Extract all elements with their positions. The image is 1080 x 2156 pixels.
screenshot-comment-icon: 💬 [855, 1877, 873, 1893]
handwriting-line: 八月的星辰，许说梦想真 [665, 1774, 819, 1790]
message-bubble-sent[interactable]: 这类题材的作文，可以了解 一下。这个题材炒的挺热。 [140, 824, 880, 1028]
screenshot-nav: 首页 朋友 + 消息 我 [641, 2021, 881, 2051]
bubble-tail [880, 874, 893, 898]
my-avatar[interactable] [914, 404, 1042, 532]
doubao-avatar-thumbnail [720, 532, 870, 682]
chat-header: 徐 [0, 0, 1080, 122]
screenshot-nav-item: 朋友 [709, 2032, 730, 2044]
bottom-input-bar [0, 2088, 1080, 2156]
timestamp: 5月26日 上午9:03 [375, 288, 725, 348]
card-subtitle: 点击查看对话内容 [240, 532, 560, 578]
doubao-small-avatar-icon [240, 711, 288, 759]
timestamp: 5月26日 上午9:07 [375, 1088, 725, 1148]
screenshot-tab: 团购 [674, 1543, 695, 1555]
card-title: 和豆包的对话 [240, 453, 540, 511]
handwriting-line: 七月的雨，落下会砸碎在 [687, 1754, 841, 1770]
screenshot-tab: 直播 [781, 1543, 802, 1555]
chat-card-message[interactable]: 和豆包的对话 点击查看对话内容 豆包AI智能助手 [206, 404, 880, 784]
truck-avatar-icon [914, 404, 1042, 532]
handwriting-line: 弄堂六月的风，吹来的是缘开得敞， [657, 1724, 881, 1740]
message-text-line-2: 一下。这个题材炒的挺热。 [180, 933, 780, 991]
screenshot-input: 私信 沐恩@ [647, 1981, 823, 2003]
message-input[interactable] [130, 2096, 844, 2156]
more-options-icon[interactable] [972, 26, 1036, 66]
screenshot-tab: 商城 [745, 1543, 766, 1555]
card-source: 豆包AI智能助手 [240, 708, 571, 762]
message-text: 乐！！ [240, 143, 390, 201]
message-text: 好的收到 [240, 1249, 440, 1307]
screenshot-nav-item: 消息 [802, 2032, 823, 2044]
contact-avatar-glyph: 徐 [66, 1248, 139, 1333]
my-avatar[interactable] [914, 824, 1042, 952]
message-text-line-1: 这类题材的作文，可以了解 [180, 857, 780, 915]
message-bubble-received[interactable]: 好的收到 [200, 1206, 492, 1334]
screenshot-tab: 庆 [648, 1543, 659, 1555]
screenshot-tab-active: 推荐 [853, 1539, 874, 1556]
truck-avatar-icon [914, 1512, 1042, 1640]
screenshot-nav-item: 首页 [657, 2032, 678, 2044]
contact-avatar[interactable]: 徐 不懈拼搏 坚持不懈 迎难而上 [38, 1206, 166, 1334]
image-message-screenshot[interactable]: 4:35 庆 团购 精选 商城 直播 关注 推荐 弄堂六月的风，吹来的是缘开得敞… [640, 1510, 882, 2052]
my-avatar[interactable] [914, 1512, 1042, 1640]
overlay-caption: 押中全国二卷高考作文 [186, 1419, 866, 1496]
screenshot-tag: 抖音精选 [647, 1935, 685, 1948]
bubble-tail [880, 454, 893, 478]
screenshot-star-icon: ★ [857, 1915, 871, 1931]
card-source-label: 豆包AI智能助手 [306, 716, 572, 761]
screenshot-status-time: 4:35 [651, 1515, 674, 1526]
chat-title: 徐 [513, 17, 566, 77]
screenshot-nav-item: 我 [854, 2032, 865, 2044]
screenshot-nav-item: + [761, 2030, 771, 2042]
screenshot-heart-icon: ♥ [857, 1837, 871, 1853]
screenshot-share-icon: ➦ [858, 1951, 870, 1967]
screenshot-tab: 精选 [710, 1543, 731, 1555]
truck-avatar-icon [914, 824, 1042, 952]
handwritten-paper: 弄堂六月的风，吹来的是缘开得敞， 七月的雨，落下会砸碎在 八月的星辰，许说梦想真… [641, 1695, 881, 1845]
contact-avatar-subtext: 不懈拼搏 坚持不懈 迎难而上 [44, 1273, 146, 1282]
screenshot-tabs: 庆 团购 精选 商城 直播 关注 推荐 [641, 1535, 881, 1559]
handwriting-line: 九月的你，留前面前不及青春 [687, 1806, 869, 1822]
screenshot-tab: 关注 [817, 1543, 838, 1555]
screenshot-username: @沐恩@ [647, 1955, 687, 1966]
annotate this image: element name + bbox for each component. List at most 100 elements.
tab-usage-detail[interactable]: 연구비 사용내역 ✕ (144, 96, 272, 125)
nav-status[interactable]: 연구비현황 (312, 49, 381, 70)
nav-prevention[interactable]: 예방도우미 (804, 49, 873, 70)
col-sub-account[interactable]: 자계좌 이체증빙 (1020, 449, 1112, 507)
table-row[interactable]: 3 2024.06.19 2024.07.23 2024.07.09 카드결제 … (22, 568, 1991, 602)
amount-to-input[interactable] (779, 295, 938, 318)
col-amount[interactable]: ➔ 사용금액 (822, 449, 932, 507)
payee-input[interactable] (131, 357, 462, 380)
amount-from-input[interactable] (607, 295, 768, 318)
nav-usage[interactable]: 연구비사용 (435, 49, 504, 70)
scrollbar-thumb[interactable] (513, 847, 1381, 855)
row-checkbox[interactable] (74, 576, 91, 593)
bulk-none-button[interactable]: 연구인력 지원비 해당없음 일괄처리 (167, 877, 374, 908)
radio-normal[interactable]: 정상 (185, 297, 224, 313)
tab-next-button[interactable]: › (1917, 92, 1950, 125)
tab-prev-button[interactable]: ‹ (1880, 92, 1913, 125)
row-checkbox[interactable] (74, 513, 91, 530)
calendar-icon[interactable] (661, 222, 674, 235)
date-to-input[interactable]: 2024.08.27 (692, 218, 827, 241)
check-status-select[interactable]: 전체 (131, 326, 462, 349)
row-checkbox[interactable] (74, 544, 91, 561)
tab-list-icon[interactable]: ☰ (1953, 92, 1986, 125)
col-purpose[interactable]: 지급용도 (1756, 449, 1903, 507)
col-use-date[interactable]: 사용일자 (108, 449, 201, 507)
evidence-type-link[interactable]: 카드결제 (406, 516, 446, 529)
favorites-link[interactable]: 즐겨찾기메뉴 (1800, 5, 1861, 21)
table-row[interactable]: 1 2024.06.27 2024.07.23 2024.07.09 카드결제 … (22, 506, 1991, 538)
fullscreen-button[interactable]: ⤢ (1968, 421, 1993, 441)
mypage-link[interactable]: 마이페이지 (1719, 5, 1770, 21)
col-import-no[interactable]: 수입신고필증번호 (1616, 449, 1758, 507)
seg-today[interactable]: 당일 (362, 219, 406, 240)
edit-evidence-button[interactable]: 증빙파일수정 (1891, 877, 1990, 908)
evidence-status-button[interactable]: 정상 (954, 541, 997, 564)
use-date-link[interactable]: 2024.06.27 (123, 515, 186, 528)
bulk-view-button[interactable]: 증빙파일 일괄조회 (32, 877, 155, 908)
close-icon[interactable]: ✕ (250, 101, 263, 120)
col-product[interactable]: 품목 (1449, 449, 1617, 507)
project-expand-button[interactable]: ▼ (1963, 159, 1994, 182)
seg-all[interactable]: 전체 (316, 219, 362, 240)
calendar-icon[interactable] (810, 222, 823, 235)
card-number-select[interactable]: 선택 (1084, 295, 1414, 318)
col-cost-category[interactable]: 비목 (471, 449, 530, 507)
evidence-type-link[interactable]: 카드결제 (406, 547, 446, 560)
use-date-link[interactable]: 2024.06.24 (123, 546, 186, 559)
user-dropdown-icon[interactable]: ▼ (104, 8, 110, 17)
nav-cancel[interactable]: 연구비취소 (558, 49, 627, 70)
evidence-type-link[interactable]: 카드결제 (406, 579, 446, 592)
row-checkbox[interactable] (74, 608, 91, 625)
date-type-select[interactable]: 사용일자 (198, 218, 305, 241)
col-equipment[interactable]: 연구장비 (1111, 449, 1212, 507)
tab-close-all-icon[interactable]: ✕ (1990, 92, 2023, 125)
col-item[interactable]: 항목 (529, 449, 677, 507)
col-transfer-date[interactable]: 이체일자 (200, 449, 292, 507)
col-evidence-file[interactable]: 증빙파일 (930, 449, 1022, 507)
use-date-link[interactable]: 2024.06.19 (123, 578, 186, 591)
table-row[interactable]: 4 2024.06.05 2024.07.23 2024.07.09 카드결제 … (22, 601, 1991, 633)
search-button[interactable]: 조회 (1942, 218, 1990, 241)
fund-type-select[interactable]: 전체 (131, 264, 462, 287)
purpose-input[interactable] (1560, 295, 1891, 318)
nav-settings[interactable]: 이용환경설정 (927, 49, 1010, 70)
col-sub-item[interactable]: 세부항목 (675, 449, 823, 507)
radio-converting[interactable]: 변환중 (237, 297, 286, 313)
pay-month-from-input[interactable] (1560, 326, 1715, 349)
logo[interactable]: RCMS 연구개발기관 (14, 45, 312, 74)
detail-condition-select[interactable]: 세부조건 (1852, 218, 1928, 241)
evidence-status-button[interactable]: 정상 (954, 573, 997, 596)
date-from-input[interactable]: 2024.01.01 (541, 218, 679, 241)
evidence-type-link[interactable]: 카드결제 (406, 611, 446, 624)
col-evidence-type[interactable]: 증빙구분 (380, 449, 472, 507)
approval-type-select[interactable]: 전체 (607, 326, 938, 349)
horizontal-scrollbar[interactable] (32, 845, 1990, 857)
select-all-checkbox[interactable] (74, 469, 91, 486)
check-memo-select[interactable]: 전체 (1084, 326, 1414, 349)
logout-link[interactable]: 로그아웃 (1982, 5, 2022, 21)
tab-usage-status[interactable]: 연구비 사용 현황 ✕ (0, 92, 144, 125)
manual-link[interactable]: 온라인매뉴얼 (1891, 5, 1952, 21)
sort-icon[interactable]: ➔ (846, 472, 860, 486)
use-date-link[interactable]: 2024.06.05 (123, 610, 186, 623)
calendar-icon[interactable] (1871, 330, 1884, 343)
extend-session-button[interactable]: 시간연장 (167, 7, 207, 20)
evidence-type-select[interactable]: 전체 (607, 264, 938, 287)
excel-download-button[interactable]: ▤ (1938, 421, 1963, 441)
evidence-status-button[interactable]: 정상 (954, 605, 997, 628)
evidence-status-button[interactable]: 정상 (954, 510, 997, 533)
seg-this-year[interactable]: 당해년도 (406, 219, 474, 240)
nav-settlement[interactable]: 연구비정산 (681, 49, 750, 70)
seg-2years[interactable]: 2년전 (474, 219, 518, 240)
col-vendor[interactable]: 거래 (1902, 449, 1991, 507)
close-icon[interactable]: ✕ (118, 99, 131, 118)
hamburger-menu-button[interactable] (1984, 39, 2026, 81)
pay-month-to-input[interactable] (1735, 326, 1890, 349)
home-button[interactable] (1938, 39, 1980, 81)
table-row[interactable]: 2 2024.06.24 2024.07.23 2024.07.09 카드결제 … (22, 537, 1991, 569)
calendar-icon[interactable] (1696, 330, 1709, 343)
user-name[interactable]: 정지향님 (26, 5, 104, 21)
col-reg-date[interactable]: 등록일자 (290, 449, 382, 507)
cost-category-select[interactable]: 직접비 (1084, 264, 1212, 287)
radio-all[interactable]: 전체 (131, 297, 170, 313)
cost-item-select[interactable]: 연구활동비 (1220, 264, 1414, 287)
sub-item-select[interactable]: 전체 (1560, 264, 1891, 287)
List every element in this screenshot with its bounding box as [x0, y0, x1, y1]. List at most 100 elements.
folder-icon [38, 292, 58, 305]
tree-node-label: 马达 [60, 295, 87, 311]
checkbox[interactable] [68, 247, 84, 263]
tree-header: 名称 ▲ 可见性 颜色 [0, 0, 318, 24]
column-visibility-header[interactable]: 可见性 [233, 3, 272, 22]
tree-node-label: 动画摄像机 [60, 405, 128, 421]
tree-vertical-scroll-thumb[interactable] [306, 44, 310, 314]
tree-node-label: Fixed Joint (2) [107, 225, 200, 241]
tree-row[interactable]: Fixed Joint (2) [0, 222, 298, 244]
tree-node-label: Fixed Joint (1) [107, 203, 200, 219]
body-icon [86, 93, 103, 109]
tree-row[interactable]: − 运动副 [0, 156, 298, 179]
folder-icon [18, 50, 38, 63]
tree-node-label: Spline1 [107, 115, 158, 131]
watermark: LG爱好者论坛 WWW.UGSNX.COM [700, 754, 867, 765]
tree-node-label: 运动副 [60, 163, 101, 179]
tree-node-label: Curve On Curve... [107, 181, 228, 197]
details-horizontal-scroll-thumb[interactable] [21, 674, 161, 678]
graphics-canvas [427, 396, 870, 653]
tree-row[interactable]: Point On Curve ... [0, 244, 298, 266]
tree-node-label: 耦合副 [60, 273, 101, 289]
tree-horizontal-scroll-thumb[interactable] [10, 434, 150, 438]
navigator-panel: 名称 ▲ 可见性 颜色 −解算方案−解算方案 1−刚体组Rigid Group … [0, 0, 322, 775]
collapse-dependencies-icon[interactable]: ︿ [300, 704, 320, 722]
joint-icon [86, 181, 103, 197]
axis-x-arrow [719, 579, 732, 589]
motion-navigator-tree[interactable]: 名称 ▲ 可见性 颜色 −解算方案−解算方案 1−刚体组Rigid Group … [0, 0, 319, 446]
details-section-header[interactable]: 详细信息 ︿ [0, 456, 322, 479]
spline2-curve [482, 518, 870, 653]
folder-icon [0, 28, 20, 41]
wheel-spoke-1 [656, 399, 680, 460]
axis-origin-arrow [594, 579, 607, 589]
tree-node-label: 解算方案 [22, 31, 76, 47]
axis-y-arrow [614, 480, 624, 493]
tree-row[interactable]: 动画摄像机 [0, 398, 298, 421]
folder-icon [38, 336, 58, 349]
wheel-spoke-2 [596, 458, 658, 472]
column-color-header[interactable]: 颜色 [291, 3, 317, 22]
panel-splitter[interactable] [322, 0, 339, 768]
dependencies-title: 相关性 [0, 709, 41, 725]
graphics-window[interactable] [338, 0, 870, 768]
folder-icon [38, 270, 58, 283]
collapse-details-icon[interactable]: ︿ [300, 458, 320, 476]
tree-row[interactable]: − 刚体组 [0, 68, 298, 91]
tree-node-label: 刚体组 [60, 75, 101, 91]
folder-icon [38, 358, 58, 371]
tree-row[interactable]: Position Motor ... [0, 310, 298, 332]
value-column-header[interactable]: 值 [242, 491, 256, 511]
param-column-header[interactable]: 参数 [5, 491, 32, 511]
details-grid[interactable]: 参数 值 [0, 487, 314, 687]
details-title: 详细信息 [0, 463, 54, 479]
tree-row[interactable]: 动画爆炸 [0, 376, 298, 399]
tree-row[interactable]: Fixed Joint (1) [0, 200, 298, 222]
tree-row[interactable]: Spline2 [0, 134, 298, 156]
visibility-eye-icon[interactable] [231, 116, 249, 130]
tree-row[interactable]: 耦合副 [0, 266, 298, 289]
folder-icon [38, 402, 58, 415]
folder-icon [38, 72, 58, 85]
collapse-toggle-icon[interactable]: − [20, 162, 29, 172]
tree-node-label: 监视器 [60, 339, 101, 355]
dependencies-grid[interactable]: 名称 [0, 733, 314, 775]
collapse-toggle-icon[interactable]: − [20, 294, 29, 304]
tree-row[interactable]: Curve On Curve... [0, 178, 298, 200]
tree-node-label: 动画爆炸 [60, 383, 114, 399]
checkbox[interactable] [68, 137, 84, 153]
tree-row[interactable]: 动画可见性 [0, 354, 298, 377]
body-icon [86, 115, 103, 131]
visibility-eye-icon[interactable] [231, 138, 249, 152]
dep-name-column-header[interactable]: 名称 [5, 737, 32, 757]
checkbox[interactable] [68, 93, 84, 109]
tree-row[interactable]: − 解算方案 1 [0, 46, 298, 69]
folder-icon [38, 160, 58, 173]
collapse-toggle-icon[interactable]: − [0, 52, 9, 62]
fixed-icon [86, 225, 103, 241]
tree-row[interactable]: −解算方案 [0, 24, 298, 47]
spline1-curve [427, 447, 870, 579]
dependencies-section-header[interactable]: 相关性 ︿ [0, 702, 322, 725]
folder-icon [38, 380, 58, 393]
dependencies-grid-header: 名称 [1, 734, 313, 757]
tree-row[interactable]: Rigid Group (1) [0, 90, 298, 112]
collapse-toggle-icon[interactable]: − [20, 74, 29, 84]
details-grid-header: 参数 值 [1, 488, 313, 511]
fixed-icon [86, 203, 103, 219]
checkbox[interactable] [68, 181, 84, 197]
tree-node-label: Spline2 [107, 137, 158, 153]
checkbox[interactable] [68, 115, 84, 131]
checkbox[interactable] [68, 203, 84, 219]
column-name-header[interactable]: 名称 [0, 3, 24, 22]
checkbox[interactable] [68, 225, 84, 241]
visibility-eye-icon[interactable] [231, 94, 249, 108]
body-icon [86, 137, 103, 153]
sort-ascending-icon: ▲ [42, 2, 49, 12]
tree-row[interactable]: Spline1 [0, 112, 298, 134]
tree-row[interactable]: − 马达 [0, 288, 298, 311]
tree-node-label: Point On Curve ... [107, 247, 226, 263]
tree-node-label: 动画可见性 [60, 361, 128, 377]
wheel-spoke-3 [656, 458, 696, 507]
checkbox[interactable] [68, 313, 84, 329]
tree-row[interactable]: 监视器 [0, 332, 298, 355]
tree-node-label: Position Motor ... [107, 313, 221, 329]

# # # # # # #

WHAT IS BEING ASKED: Update the entries from the start through the line containing "message-bubble-sent[interactable]: 这类题材的作文，可以了解 一下。这个题材炒的挺热。", inclusive, by replacing "positions" with "coordinates" and leaving everything else unchanged.

THE RESULT:
Extract all elements with their coordinates. The image is 1080 x 2156 pixels.
screenshot-comment-icon: 💬 [855, 1877, 873, 1893]
handwriting-line: 八月的星辰，许说梦想真 [665, 1774, 819, 1790]
message-bubble-sent[interactable]: 这类题材的作文，可以了解 一下。这个题材炒的挺热。 [140, 824, 880, 1028]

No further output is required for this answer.